*** Text excerpt ***

In conclusion, embryos of mahi-mahi, as a representative pelagic marine fish species, were found to be a quantitative model of the toxicity of PFAS, largely comparable in this regard to the zebrafish embryo as an established laboratory model. Alongside quantitative potential of this model with respect to structure-activity (i.e., chain-length and relative toxicity), these studies point to interactive effects of uptake and developmental stage (e.g., hatching/loss of chorion, development of relevant target organs). Moreover, these studies identified toxicity at exposure concentrations sufficiently low to approach environmentally relevant concentrations, particularly in marine waters, and especially the sea surface where both PFAS and buoyant eggs of many marine fish species are generally concentrated. This finding opens the door to future studies to evaluate ecotoxicological impacts of PFAS on marine fish populations.

*** End of Text excerpt ***

What you need to do. In the text on PFAS toxicity in fish embryos, which established laboratory model were mahi-mahi embryos found to be largely comparable to?

*** Data shown ***

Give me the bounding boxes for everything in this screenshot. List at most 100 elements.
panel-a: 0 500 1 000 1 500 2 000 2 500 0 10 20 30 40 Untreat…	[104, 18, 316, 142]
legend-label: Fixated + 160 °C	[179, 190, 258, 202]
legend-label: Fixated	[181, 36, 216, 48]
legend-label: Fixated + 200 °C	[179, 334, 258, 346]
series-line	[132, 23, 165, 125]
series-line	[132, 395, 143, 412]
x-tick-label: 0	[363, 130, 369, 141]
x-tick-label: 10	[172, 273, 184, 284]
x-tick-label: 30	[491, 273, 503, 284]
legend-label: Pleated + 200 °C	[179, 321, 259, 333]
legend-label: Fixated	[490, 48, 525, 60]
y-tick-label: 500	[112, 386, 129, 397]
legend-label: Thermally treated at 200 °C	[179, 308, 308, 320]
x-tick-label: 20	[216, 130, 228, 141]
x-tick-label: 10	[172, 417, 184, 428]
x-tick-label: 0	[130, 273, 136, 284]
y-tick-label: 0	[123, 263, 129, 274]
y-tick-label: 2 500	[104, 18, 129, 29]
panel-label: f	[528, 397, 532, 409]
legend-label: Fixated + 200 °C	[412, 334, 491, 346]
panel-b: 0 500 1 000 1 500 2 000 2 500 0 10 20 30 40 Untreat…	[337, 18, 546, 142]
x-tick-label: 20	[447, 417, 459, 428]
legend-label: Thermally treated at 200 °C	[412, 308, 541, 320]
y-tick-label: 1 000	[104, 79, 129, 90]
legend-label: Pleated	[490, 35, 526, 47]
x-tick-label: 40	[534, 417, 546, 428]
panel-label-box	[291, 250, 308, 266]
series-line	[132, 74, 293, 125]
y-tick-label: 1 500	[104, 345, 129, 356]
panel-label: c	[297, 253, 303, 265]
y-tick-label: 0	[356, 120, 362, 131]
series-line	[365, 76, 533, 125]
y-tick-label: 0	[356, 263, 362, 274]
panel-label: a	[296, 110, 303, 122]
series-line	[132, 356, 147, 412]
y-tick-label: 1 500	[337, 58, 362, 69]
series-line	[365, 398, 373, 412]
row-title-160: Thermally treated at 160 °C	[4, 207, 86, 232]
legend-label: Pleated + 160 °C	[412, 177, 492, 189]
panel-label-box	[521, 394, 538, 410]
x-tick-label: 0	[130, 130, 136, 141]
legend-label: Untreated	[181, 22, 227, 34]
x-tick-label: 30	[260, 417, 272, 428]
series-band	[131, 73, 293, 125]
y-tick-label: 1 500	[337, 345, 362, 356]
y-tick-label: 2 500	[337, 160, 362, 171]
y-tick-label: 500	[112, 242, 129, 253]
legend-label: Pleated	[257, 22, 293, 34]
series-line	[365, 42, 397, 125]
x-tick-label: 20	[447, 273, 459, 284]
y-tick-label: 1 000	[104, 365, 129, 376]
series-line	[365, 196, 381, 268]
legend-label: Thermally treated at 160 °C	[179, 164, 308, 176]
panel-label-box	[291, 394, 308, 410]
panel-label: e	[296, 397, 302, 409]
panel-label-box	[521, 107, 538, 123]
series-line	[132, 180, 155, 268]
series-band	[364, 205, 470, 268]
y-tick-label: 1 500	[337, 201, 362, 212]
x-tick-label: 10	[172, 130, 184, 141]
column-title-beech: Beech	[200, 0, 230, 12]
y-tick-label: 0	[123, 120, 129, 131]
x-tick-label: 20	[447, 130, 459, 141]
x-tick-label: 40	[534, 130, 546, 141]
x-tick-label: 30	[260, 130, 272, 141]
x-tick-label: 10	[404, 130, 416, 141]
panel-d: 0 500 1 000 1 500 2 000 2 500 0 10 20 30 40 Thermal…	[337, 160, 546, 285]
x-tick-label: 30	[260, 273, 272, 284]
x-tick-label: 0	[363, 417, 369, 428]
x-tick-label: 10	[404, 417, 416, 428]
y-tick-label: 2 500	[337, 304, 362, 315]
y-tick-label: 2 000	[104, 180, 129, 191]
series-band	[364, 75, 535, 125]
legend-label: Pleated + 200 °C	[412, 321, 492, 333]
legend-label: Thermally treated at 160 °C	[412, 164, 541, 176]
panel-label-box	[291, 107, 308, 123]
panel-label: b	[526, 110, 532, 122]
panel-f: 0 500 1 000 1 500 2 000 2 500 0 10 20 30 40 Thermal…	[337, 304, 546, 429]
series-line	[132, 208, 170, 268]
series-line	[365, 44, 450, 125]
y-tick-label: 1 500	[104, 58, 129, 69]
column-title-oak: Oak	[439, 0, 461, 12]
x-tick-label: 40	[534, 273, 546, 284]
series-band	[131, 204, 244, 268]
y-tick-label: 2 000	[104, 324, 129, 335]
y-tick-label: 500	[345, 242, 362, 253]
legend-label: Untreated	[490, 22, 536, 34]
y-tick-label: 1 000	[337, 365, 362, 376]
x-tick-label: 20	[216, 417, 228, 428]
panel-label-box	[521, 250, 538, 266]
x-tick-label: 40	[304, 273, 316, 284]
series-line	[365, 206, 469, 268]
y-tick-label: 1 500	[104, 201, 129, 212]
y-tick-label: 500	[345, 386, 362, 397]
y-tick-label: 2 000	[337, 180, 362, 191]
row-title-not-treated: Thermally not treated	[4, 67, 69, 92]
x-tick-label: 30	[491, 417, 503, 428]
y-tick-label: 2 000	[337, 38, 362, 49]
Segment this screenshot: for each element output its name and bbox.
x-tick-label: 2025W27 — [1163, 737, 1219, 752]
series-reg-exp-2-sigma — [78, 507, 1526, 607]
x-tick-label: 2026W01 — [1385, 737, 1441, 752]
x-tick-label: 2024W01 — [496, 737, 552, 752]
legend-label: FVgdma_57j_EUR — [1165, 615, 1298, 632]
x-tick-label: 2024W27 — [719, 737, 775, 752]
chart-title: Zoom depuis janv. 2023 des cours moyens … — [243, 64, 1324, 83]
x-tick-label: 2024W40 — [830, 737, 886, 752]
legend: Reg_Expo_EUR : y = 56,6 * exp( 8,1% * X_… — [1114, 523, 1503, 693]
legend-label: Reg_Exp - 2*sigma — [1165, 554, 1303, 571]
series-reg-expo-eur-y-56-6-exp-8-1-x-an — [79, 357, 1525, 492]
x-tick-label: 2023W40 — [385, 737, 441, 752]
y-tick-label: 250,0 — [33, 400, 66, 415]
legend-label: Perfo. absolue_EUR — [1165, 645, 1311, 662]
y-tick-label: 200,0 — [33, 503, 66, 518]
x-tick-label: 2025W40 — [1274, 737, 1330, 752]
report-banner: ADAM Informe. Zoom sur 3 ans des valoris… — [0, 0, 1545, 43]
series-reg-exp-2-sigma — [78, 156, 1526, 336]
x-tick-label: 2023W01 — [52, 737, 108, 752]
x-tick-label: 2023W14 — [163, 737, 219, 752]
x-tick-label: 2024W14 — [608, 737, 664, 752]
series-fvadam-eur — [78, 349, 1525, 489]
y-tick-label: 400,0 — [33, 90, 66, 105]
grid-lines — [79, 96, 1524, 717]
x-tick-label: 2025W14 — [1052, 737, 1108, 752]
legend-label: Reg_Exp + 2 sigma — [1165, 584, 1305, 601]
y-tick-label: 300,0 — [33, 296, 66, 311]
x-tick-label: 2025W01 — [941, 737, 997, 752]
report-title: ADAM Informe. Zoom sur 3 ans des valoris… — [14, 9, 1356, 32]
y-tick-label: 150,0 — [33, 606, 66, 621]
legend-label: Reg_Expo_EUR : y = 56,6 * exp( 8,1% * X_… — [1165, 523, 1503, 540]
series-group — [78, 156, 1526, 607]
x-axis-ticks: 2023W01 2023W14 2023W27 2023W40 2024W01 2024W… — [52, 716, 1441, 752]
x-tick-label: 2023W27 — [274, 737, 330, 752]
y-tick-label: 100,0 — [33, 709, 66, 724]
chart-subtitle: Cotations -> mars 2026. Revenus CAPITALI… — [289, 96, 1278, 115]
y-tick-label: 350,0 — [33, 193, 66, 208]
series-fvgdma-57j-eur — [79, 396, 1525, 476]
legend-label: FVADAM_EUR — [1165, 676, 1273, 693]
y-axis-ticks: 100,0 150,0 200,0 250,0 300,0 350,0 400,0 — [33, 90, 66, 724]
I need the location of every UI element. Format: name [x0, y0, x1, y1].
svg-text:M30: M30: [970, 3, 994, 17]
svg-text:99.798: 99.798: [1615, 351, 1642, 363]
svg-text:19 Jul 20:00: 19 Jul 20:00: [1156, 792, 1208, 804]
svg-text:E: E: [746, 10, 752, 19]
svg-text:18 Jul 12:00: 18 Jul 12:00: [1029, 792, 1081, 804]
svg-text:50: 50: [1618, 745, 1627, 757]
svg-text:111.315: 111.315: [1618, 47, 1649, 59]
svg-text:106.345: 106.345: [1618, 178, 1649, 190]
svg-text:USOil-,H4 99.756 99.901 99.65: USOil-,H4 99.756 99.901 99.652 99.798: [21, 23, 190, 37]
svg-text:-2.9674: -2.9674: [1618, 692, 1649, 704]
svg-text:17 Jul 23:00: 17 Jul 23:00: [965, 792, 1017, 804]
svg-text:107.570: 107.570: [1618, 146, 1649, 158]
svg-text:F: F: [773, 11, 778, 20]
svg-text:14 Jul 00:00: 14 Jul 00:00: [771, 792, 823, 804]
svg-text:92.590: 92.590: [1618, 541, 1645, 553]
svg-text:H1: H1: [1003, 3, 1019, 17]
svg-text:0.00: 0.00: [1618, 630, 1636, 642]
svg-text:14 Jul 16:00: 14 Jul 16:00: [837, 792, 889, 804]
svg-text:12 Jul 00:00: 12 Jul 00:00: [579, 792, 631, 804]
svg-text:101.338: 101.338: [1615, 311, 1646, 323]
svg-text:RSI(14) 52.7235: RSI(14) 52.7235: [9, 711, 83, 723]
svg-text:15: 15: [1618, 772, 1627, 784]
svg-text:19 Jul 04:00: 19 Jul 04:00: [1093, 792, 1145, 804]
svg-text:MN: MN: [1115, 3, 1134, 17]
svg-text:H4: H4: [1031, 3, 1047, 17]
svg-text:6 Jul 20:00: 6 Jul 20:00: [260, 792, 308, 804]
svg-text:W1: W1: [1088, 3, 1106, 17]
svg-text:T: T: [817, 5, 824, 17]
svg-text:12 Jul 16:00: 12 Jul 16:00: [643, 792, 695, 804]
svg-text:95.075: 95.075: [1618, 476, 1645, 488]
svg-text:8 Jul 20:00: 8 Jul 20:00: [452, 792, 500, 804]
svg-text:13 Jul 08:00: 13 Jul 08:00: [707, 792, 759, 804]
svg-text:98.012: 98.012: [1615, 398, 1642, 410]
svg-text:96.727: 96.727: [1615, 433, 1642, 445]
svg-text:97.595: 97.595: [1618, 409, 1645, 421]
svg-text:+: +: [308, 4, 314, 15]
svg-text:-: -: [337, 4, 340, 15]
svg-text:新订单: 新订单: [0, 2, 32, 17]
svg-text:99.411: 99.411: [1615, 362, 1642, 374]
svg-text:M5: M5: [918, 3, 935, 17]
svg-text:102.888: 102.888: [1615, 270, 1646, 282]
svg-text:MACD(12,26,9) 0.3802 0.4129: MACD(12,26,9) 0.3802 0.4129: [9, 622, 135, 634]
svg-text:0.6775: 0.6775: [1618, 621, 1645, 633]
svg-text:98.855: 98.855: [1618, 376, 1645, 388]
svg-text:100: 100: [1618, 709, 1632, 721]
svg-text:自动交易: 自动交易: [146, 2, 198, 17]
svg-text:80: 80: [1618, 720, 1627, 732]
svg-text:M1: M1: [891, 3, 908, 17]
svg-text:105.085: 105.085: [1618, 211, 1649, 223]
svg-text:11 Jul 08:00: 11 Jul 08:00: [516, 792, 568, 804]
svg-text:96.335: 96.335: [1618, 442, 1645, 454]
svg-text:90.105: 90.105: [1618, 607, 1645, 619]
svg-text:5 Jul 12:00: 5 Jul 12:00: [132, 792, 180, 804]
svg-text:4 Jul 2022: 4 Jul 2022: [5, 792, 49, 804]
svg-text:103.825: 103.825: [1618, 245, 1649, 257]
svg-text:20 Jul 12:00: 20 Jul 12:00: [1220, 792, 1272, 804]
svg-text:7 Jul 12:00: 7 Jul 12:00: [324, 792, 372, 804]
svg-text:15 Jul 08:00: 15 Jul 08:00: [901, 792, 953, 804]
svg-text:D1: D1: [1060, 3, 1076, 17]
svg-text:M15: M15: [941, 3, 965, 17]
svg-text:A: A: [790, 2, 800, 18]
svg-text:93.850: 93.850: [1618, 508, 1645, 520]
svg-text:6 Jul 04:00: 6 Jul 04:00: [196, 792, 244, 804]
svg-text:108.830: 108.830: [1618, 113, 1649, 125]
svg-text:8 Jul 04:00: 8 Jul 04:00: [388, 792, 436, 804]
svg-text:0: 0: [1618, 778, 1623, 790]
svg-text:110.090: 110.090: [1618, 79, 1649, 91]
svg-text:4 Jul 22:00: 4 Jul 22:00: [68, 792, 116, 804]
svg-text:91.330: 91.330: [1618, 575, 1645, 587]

*** End of Data shown ***

Reply. The zebrafish embryo.